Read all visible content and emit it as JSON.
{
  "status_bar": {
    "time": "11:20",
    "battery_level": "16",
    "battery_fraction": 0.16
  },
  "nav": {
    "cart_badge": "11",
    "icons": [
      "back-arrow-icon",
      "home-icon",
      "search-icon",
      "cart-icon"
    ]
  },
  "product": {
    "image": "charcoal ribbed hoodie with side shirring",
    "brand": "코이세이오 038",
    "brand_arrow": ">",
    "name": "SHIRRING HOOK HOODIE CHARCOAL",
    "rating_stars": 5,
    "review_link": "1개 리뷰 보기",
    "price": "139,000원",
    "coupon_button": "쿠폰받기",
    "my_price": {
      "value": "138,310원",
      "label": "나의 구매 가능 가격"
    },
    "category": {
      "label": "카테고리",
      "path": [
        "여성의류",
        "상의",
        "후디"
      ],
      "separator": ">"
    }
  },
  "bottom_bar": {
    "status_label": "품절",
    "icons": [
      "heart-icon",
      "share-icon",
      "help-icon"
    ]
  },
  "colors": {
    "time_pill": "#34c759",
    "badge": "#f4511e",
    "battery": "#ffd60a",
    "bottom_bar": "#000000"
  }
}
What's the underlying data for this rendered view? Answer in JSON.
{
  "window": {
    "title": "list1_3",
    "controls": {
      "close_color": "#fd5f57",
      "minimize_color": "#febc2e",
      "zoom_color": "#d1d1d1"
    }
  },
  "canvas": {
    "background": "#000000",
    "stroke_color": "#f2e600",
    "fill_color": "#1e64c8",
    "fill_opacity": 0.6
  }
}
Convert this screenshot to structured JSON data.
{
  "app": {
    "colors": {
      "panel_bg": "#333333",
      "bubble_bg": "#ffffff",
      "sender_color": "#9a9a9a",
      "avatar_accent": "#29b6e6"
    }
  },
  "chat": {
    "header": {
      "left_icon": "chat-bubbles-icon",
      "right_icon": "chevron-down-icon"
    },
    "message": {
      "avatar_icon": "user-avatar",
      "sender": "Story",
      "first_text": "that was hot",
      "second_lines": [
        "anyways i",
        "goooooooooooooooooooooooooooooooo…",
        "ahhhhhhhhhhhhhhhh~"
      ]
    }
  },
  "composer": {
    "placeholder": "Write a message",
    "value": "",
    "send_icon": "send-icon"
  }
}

+---+

## [Exercise goal]
Reproduce the records in full, exactly as written.

## [Task response]
Read all visible content and emit it as JSON.
{
  "status_bar": {
    "time": "11:20",
    "battery_level": "16",
    "battery_fraction": 0.16
  },
  "nav": {
    "cart_badge": "11",
    "icons": [
      "back-arrow-icon",
      "home-icon",
      "search-icon",
      "cart-icon"
    ]
  },
  "product": {
    "image": "charcoal ribbed hoodie with side shirring",
    "brand": "코이세이오 038",
    "brand_arrow": ">",
    "name": "SHIRRING HOOK HOODIE CHARCOAL",
    "rating_stars": 5,
    "review_link": "1개 리뷰 보기",
    "price": "139,000원",
    "coupon_button": "쿠폰받기",
    "my_price": {
      "value": "138,310원",
      "label": "나의 구매 가능 가격"
    },
    "category": {
      "label": "카테고리",
      "path": [
        "여성의류",
        "상의",
        "후디"
      ],
      "separator": ">"
    }
  },
  "bottom_bar": {
    "status_label": "품절",
    "icons": [
      "heart-icon",
      "share-icon",
      "help-icon"
    ]
  },
  "colors": {
    "time_pill": "#34c759",
    "badge": "#f4511e",
    "battery": "#ffd60a",
    "bottom_bar": "#000000"
  }
}
What's the underlying data for this rendered view? Answer in JSON.
{
  "window": {
    "title": "list1_3",
    "controls": {
      "close_color": "#fd5f57",
      "minimize_color": "#febc2e",
      "zoom_color": "#d1d1d1"
    }
  },
  "canvas": {
    "background": "#000000",
    "stroke_color": "#f2e600",
    "fill_color": "#1e64c8",
    "fill_opacity": 0.6
  }
}
Convert this screenshot to structured JSON data.
{
  "app": {
    "colors": {
      "panel_bg": "#333333",
      "bubble_bg": "#ffffff",
      "sender_color": "#9a9a9a",
      "avatar_accent": "#29b6e6"
    }
  },
  "chat": {
    "header": {
      "left_icon": "chat-bubbles-icon",
      "right_icon": "chevron-down-icon"
    },
    "message": {
      "avatar_icon": "user-avatar",
      "sender": "Story",
      "first_text": "that was hot",
      "second_lines": [
        "anyways i",
        "goooooooooooooooooooooooooooooooo…",
        "ahhhhhhhhhhhhhhhh~"
      ]
    }
  },
  "composer": {
    "placeholder": "Write a message",
    "value": "",
    "send_icon": "send-icon"
  }
}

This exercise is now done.